◆ Goal: Scan the listing below. Report each line that includes "JSON".

◆ Records supplied:
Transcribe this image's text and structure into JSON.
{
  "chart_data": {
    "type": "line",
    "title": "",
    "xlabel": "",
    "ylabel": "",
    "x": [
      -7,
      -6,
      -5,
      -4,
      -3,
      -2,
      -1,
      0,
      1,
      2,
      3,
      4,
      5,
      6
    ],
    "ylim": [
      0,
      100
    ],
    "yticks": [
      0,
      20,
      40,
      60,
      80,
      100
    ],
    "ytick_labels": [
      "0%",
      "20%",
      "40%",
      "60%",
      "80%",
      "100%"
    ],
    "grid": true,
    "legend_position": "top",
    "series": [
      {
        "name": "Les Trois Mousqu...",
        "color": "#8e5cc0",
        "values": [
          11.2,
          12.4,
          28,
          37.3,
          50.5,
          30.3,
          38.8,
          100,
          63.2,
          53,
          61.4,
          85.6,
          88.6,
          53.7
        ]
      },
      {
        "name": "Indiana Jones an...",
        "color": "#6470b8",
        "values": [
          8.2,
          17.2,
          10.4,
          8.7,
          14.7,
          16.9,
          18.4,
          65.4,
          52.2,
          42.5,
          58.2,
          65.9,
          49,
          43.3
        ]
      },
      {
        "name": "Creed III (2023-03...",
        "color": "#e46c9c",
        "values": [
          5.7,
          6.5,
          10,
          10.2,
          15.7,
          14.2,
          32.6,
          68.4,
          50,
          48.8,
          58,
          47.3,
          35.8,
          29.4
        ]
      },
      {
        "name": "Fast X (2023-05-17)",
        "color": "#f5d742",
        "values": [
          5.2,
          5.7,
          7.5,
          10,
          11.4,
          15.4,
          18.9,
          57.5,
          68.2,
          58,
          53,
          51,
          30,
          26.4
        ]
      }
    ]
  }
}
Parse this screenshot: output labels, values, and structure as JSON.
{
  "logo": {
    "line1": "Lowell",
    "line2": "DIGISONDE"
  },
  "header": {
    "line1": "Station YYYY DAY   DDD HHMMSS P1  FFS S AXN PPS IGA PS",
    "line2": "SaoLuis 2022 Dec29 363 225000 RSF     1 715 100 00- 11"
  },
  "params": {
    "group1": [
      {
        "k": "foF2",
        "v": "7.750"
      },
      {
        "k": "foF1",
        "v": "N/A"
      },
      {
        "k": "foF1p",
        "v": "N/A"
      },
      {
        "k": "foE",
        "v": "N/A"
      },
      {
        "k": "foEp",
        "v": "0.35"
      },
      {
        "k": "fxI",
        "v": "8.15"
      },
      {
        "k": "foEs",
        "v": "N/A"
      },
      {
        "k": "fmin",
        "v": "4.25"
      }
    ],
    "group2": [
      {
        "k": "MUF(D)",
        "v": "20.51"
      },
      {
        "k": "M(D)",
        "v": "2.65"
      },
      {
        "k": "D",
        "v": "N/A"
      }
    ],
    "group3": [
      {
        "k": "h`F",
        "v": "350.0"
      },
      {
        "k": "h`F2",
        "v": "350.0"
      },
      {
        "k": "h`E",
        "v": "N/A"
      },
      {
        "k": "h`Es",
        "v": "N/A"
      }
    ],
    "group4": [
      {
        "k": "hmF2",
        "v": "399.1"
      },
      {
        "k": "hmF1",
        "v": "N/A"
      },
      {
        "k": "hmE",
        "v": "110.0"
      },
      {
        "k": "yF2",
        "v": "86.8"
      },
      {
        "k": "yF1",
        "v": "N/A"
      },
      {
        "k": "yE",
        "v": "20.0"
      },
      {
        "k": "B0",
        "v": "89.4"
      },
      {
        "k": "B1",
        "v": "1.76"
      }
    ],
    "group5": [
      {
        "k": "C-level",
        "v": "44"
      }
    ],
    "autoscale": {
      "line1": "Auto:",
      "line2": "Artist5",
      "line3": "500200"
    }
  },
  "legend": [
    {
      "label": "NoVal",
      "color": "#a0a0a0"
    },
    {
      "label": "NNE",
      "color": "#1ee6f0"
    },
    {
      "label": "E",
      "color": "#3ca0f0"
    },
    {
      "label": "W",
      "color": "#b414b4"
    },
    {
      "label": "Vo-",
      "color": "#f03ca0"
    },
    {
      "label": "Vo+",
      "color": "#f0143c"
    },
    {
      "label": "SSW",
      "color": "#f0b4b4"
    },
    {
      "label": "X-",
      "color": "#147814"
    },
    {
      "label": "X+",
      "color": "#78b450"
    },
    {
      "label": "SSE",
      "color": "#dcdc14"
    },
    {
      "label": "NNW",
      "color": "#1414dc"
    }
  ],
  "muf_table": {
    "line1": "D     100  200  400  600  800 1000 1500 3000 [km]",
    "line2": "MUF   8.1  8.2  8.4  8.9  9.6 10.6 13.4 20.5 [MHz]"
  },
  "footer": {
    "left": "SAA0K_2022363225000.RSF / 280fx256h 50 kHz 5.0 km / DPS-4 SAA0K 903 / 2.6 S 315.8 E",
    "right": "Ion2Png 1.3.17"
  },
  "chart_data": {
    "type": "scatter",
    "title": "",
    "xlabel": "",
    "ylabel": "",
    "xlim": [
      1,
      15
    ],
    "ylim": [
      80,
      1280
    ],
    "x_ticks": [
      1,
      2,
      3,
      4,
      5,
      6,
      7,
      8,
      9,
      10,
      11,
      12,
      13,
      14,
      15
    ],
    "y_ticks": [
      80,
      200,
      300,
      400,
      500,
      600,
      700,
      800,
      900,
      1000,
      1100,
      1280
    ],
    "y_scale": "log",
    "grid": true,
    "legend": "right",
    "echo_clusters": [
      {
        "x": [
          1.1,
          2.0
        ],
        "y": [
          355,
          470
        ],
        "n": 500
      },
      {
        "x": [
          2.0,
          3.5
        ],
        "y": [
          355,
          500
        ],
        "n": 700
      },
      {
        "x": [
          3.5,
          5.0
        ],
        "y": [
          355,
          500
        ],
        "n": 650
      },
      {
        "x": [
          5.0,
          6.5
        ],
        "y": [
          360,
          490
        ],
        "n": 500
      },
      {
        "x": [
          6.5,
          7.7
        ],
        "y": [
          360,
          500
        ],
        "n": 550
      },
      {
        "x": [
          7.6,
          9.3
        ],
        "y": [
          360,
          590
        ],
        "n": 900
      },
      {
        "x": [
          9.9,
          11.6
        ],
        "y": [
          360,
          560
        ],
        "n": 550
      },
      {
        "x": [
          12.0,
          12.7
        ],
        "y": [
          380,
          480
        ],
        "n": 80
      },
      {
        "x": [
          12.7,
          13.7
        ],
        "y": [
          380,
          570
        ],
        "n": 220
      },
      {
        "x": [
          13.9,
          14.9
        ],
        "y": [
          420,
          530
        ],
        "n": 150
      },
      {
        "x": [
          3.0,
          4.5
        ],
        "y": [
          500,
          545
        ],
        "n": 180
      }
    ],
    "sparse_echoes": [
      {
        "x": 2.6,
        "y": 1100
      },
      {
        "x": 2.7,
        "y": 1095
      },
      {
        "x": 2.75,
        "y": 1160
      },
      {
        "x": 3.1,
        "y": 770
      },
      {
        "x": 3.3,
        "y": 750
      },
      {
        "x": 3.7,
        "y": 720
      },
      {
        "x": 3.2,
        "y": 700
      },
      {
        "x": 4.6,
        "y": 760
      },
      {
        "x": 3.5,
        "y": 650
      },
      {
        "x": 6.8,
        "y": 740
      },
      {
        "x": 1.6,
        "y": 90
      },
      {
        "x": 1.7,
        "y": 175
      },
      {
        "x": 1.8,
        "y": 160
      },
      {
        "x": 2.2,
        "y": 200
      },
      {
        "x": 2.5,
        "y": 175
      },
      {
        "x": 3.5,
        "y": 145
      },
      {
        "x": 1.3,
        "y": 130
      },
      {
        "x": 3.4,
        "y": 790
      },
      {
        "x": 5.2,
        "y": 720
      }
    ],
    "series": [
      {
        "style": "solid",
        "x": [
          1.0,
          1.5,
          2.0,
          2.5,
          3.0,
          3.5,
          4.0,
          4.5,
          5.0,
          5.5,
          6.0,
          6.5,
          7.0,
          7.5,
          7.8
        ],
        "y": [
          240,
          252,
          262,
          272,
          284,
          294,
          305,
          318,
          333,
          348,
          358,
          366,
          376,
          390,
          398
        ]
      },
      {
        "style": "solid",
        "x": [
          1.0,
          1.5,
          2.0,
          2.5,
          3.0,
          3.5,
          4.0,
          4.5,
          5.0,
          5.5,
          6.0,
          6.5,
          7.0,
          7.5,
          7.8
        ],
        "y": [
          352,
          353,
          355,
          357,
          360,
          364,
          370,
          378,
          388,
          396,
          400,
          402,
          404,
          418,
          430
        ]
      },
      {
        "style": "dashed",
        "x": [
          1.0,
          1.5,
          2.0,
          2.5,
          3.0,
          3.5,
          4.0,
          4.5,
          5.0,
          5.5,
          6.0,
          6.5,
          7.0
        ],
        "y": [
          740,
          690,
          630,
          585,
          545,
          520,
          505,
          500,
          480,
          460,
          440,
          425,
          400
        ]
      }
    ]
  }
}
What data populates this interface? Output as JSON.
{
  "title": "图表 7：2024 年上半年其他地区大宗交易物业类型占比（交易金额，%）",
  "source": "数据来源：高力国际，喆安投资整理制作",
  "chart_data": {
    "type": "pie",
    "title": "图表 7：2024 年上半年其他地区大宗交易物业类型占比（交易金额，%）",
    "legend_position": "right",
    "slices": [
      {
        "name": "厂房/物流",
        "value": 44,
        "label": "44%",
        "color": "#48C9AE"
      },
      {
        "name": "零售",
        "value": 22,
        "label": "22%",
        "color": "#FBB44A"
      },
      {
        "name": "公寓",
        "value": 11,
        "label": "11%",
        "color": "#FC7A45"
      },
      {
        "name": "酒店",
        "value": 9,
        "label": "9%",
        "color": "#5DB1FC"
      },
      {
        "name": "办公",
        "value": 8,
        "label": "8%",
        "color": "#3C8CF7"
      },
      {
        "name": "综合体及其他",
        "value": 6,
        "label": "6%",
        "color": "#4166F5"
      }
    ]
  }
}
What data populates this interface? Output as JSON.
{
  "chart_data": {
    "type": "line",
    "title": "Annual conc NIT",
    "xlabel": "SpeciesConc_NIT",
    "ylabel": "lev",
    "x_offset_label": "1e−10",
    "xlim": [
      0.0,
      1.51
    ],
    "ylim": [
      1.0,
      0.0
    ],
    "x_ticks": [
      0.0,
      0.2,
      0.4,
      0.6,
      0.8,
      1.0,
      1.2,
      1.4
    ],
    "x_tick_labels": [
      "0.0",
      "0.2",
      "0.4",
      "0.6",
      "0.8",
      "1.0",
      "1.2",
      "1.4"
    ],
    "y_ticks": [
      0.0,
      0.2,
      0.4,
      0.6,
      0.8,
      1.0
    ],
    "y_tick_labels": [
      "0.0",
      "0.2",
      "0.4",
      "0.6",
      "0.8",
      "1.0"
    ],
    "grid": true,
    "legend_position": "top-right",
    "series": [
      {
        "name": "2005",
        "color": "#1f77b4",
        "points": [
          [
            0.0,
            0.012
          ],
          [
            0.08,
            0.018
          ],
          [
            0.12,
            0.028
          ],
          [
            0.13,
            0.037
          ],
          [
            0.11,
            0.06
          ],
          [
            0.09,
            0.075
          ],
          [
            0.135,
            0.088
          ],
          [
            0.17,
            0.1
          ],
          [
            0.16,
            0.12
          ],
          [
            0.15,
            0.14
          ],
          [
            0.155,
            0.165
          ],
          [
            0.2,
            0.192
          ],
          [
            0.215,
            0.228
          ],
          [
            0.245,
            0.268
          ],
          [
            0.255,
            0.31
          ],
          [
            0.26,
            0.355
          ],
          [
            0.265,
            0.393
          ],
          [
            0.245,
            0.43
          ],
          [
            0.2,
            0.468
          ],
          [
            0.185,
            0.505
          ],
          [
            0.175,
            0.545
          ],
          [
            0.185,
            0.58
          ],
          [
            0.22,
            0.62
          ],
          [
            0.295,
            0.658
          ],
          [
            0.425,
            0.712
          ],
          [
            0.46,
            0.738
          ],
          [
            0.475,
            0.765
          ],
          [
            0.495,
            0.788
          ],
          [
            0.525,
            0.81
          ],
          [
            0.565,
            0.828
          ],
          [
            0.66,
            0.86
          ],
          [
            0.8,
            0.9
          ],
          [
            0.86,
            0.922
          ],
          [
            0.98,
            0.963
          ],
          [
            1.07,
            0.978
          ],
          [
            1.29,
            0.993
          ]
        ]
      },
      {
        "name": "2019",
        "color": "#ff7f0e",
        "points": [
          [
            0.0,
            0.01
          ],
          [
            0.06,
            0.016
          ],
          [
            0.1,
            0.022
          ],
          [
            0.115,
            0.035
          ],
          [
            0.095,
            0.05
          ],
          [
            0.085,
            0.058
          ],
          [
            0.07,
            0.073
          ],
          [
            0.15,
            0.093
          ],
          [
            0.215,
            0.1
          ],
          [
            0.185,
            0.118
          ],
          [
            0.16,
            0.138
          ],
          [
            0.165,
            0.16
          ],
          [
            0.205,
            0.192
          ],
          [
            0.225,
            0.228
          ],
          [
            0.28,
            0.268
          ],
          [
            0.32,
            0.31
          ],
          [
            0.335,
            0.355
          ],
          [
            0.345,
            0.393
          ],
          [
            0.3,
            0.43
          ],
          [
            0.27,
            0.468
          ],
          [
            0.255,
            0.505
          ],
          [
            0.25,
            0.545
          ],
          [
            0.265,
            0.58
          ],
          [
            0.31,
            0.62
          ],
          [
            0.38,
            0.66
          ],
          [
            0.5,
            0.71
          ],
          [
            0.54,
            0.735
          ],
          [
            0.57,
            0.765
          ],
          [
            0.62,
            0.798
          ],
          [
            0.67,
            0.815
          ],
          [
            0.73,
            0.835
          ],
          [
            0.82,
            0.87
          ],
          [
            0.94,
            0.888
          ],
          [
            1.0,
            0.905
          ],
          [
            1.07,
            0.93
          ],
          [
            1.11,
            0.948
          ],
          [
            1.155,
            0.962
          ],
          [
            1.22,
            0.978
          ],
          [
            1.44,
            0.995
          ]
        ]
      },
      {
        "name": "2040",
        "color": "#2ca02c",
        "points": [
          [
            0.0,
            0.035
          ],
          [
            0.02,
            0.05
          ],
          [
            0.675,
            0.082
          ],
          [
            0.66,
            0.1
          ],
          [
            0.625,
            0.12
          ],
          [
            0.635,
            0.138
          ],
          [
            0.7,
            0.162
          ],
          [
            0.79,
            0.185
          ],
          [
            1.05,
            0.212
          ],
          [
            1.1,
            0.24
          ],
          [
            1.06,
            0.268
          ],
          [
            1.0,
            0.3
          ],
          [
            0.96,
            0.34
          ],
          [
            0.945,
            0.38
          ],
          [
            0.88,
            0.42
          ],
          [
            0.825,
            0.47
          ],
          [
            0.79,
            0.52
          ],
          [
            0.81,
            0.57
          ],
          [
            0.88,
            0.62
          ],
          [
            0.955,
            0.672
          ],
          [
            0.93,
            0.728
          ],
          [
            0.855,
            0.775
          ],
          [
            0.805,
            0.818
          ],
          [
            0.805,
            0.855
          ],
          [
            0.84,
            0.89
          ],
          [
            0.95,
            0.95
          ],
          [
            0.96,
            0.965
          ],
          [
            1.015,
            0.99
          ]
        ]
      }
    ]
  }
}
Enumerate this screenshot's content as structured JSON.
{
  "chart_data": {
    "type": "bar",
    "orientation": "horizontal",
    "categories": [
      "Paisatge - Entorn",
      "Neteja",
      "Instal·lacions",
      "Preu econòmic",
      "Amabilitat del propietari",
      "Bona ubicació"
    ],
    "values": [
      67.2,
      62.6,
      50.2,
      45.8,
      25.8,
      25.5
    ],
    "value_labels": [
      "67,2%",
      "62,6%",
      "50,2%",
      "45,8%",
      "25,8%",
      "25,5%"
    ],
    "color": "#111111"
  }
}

◆ Reply:
Transcribe this image's text and structure into JSON.
Parse this screenshot: output labels, values, and structure as JSON.
What data populates this interface? Output as JSON.
What data populates this interface? Output as JSON.
Enumerate this screenshot's content as structured JSON.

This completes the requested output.